:: Required work ::
Pick out every line holding the string "icon" and copy it.

:: Data to process ::

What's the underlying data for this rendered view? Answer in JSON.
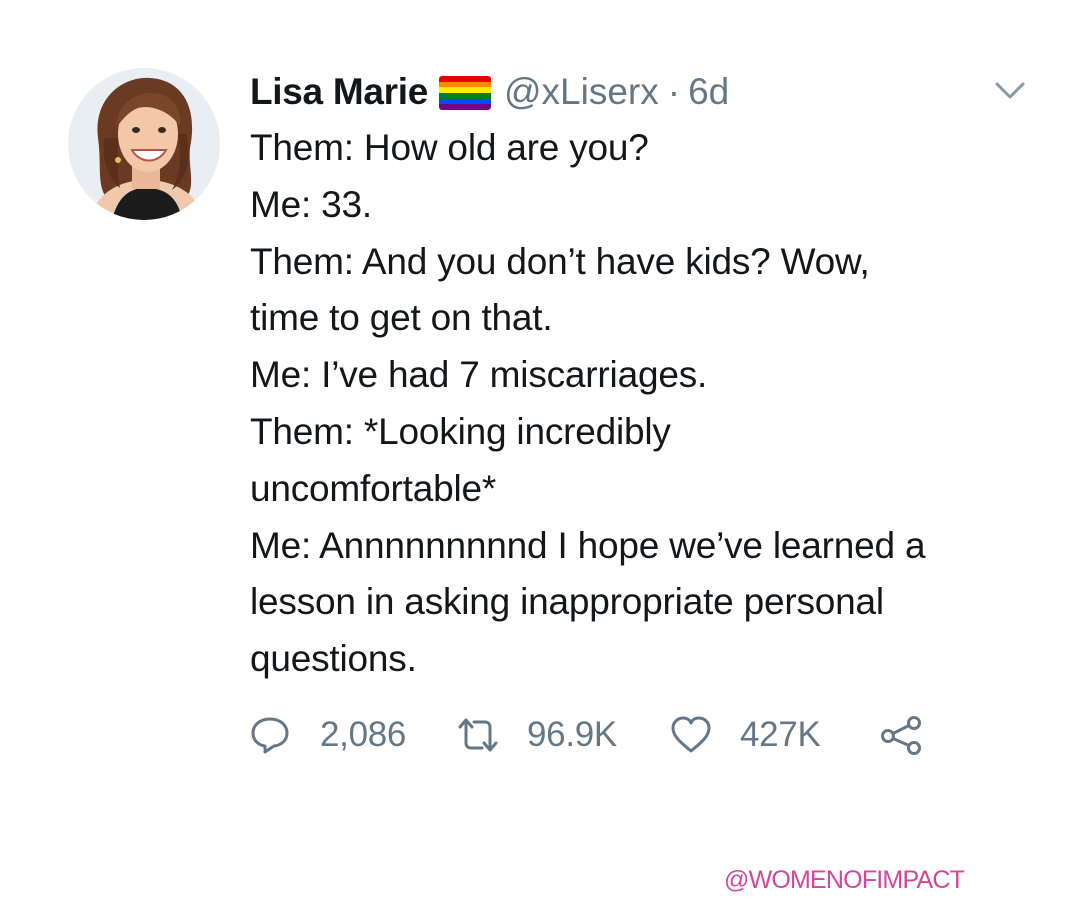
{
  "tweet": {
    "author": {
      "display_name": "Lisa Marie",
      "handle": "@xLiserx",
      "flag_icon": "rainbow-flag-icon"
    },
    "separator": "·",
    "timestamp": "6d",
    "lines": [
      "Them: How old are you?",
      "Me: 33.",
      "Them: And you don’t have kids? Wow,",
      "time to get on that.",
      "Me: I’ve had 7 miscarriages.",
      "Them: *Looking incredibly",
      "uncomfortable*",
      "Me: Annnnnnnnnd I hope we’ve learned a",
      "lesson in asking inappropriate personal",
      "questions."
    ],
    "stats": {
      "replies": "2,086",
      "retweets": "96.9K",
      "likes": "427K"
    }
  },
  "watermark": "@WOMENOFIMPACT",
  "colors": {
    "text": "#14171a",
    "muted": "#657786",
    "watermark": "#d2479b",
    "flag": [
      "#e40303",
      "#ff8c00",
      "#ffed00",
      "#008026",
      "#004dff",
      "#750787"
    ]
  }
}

* * *

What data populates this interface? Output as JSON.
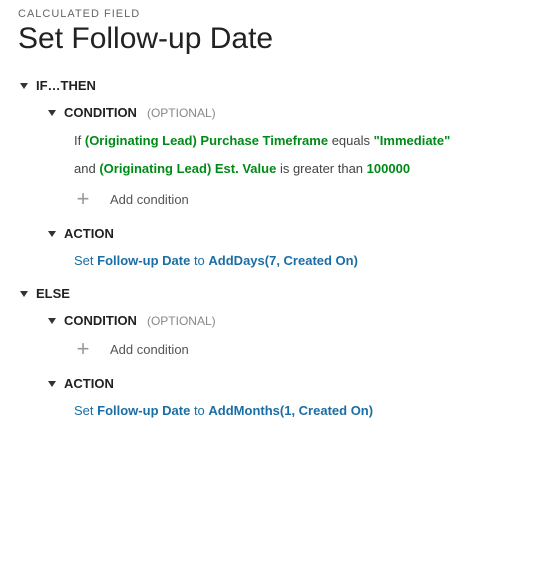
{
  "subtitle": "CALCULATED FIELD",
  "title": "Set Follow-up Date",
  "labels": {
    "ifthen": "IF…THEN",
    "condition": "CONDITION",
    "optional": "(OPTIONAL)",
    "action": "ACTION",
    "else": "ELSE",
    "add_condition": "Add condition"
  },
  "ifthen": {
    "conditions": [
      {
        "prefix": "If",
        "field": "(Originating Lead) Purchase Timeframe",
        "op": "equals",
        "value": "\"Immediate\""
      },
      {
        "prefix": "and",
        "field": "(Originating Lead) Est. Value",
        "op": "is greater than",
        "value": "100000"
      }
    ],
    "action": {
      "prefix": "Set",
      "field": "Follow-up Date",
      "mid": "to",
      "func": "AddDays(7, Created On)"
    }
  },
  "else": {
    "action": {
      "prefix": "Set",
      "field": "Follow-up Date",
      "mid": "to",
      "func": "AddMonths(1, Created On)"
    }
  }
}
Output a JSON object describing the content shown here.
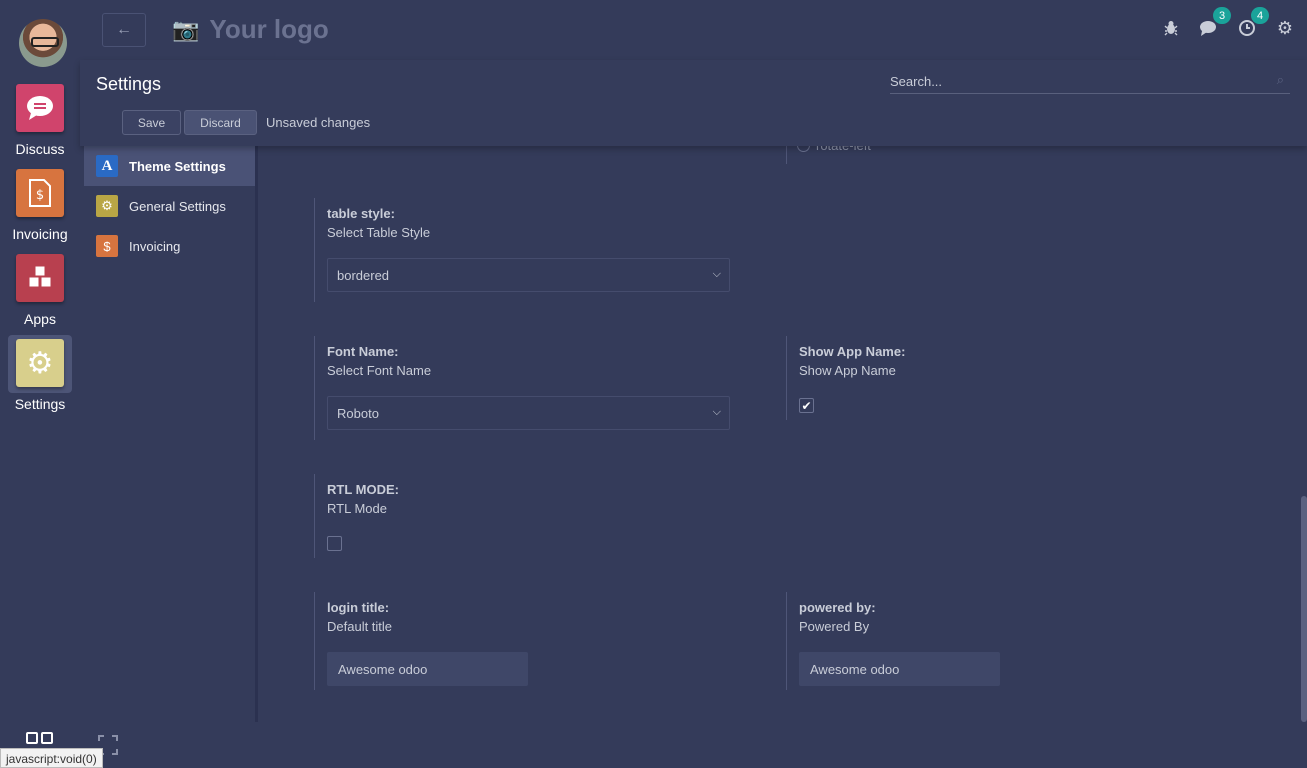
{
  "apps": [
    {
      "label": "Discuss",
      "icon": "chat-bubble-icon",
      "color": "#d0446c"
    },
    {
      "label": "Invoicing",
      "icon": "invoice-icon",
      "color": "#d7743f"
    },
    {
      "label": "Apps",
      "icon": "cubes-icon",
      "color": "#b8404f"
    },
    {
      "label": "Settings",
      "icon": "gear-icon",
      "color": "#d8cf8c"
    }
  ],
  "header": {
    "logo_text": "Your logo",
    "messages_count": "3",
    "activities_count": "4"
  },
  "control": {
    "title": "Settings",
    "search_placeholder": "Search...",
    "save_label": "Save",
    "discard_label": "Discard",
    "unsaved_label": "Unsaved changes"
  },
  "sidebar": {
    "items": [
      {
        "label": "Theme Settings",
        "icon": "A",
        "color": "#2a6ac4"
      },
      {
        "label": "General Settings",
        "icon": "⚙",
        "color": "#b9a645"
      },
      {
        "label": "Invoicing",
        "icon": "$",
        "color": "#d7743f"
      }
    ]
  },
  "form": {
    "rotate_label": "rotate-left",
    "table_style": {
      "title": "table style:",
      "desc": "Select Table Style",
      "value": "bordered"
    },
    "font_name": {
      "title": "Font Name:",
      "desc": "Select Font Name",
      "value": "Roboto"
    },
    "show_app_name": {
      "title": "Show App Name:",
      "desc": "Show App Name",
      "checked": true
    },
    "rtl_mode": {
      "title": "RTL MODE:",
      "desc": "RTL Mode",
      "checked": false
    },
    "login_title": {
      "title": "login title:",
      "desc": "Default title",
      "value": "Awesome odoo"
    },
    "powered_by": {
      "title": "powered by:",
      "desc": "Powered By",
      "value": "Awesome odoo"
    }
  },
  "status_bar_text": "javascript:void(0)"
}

:: Task output ::
      "flag_icon": "rainbow-flag-icon"
      "icon": "chat-bubble-icon",
      "icon": "invoice-icon",
      "icon": "cubes-icon",
      "icon": "gear-icon",
        "icon": "A",
        "icon": "⚙",
        "icon": "$",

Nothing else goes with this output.